By John Archibald | jarchibald@al.com

Royal, Ala.

Alden and Mari Brindle are off the grid in Blount County.

No Alabama Power bills, for solar panels electrify the stately home they built from straw bales and stucco.

No water bills, for they drink from a vast system that captures and filters rainwater as it flows from the roof of their barn.

They keep chickens and ducks for eggs, grow corn and potatoes, onions and figs, fruits and berries and vegetables of all description to set a bountiful table. They buy a tank of propane for cooking every few years, but that's about the extent of it.

I let out a snicker when I learned Alden Brindle was a nuclear engineer retired from Alabama Power's mama the Southern Company. I read too much into it.

"Oh," he said. "I was off the grid even when I worked for them."

The Brindles are part of a community that calls itself Common Ground, a group of friends who decided years ago to invest in Blount County land together, to form a sort of co-op for people who wanted to live "gently" on the earth.

"We were a bunch of like-minded young people who caught the tail end of the Mother Earth movement and actually bought a farm," said Stephen Guesman, who lives off the power grid with his wife Martha Hunter in a home constructed of a Mongolian Yurt surrounded by a 12-sided expansion. They call it a Dodeca-Yurt.

Wait. Am I really here? Or better yet, are they really here?

This is conservative Blount County, after all, which had the highest percentage of votes against Barack Obama of any Alabama county (86.5 percent) in the last election. Yet that Blount County has tiny clusters of environmentally sensitive Earth People – let's face it, they have been described as aging hippies -- scattering and greening its hills.

Blount County Community Lives "Gently" On The EarthIn Blount County, a group of friends share land and concern for the earth. Don't call it a commune. It is an intentional community.

On 80 acres of Common Ground land six families have built personal and different homes. There are yurts and a double-wide yurt, a straw bale house and even an underground home. Across the river is another "intentional community" called "Wild Hydrangea."

The groups have reached into the Blount County community and some have reached back, seeking ways to cultivate their own simpler lives.

Don't call this a commune. Please don't call it a commune.

"We have no resemblance to commune," Guesman said. "Everyone here pursues their own economics and their own religion and we're just a community by intention."

But they do help one another. They live and share information about ways to limit consumption. They lend a hand both to raise homes of their neighbors and to help each other understand the technology that gives them both freedom and community. But they don't share homes or even politics. Just a land trust, and a common goal.

"It's a philosophy of life," said Daryl Bergquist, whose knowledge of solar has helped not only fellow residents, but people and businesses across Alabama. "I would not say it's political at all. It is good stewardship of the earth that we all share."

Bergquist, who looks uncannily like Gandalf the Grey in a T-shirt that reads "Grow Food Everywhere," sits on the board of directors of the Blount County Chamber of Commerce, and once served on a Bob Riley commission studying energy. He is consulting with a Blount County steel company as it builds solar powered benches with USB ports and outlets to charge iPads and phones.

Which is very cool, but which is another story.

Bergquist is not totally off the grid, but close. Last year he spent about two bucks a month on electricity from Alabama Power – not including the base rate of $15-plus the power company charges for the privilege of being its customer.

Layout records

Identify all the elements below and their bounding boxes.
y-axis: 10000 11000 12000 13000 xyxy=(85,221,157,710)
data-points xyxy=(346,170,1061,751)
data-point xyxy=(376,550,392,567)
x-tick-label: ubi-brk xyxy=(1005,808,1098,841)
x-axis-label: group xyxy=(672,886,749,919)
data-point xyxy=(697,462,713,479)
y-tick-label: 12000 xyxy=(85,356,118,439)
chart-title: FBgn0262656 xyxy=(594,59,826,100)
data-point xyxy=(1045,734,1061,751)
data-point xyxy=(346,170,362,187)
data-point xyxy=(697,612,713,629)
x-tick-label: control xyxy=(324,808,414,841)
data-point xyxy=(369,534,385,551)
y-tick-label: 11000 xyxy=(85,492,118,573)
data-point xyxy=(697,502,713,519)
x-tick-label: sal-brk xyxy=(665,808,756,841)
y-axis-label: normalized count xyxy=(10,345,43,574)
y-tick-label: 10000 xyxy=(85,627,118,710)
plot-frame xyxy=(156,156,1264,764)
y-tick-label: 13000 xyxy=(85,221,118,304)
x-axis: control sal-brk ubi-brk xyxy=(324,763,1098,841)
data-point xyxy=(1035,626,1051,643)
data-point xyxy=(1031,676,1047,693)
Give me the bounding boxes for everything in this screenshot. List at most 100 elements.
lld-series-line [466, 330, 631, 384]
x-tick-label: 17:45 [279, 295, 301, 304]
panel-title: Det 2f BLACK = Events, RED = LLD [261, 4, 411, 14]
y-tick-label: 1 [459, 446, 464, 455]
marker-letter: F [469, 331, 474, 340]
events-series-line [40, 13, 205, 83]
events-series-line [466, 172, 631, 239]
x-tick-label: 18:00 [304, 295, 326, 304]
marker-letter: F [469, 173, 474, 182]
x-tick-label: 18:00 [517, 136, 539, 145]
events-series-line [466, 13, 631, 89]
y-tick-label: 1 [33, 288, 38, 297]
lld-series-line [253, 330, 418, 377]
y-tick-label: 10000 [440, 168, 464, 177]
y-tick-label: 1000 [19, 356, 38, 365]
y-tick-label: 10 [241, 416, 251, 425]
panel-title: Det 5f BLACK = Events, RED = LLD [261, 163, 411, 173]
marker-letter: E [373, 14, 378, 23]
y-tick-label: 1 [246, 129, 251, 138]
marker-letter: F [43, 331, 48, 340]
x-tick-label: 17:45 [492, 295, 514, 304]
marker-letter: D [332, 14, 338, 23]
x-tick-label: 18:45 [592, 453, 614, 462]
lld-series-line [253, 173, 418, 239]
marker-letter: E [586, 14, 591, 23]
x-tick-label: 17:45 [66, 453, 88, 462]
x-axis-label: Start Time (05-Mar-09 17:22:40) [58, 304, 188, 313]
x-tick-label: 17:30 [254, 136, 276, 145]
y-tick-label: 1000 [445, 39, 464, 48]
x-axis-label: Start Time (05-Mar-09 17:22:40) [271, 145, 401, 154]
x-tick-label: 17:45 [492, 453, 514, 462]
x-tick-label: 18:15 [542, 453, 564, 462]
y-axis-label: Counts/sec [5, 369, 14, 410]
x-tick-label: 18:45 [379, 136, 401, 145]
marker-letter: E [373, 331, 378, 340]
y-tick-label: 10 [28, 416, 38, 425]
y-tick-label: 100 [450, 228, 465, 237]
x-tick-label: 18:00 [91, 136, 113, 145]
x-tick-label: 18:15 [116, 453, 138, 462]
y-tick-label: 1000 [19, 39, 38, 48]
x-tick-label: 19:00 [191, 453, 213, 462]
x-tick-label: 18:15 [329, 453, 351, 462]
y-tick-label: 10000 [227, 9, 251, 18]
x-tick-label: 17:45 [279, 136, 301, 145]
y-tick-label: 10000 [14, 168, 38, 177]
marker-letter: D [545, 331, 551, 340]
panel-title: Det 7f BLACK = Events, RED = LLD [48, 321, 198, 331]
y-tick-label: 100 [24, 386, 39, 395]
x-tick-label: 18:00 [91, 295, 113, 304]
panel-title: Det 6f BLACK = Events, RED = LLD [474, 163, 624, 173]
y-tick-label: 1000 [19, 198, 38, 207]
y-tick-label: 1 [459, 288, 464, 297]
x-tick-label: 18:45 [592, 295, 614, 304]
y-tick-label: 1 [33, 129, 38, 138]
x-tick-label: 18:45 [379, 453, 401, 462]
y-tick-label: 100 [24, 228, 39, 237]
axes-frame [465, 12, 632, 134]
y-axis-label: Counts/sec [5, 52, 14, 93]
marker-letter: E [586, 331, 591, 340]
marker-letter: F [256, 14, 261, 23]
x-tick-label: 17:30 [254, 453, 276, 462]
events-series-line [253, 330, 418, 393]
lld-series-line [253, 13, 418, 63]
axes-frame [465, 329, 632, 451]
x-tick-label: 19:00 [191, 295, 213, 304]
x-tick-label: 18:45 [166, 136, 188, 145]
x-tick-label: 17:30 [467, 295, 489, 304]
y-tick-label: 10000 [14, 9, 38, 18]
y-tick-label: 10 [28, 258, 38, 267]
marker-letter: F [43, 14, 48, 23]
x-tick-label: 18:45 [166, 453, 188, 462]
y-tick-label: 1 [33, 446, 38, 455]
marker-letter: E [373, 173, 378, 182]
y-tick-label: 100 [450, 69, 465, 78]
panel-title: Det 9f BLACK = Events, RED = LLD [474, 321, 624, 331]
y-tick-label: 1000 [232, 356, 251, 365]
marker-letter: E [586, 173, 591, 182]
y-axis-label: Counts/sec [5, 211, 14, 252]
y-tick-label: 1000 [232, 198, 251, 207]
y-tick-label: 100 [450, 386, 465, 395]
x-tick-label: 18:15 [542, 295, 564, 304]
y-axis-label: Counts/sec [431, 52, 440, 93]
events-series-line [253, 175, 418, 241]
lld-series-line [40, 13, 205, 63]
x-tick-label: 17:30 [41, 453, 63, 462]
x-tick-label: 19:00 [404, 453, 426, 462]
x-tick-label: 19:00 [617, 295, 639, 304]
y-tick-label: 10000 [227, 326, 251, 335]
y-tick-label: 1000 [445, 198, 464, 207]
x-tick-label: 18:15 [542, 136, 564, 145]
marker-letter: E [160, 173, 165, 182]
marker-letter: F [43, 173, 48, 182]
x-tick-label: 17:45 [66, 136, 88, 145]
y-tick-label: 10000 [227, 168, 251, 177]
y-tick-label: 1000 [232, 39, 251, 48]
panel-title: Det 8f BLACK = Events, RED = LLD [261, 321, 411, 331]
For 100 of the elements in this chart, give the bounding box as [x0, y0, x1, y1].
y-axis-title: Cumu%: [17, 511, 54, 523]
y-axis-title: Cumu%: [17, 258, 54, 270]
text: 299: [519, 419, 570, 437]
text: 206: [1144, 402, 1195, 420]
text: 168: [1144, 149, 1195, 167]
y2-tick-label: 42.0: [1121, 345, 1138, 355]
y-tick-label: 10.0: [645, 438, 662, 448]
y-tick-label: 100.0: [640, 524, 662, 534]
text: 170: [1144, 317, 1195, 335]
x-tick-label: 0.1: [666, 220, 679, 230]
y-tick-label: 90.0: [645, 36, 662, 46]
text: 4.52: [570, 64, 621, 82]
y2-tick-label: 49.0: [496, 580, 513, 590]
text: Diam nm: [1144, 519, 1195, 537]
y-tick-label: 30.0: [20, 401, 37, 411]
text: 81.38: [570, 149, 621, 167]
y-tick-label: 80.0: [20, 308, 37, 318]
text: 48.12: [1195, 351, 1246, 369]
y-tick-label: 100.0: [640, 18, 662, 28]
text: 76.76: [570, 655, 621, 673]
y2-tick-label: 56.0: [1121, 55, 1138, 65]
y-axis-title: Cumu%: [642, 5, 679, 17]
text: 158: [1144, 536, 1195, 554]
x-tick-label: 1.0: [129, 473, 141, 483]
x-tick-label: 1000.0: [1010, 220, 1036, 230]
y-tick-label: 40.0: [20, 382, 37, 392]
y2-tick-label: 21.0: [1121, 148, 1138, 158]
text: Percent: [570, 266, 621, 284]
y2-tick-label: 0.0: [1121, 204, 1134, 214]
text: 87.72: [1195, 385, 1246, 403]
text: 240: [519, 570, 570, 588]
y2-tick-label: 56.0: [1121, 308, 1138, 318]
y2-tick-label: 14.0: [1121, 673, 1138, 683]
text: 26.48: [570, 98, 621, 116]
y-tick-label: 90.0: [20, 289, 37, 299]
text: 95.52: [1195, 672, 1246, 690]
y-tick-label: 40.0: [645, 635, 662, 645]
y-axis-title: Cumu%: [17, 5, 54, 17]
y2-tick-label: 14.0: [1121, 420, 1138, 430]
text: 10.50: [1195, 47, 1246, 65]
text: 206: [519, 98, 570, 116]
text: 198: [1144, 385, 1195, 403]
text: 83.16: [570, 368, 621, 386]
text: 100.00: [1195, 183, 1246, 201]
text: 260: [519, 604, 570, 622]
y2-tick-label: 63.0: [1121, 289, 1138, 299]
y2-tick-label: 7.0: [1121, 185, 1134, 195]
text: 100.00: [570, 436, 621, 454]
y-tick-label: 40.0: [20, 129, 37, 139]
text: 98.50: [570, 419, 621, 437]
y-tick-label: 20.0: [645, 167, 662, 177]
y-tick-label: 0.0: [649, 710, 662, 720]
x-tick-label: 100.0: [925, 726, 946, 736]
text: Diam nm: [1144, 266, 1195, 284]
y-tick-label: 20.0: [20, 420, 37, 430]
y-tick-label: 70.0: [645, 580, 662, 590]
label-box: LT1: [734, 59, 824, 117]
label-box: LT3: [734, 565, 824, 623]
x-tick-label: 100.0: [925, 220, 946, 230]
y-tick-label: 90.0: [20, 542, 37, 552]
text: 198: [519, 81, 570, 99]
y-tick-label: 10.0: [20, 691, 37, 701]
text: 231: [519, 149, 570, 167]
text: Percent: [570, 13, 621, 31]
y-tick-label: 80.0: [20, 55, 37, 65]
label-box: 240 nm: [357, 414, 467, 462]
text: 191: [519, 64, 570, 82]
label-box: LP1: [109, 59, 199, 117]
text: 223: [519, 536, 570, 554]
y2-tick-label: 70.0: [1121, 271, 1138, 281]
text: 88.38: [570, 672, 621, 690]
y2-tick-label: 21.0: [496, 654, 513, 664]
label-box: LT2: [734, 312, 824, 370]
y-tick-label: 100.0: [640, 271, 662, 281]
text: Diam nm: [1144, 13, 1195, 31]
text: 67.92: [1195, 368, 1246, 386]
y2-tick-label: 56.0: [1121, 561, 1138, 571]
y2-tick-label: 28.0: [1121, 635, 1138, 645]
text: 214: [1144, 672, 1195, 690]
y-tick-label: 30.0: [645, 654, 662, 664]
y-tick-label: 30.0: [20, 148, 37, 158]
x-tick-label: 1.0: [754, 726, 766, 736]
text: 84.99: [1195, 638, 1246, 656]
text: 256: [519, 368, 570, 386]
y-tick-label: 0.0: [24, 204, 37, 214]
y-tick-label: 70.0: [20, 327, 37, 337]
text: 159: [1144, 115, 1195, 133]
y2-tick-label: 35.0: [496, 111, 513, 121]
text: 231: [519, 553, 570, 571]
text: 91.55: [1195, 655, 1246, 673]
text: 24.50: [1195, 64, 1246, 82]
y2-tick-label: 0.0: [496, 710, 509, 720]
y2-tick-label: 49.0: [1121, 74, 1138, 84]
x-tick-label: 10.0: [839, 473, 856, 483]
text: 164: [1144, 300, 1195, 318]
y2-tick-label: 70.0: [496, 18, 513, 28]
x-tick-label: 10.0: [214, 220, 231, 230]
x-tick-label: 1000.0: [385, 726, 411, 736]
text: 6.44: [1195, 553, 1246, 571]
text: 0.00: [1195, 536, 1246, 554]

## Stated goal 1
For the Common Ground article, decide whether each statement agrees with the text, answering yes or no and quoting the deciding words: (a) Six families have built homes on 80 acres of Common Ground land. (b) Members of Common Ground share homes and politics. (c) Bergquist is completely off the grid.
## Stated goal 2
Reproduce word for word the passage of the Common Ground article that begins at the words "By John Archibald" and stops after the words "of their barn.".

## Expected answer 1
(a) Yes: "On 80 acres of Common Ground land six families have built personal and different homes."
(b) No: "But they don't share homes or even politics."
(c) No: "Bergquist is not totally off the grid, but close."

## Expected answer 2
By John Archibald | jarchibald@al.com

Royal, Ala.

Alden and Mari Brindle are off the grid in Blount County.

No Alabama Power bills, for solar panels electrify the stately home they built from straw bales and stucco.

No water bills, for they drink from a vast system that captures and filters rainwater as it flows from the roof of their barn.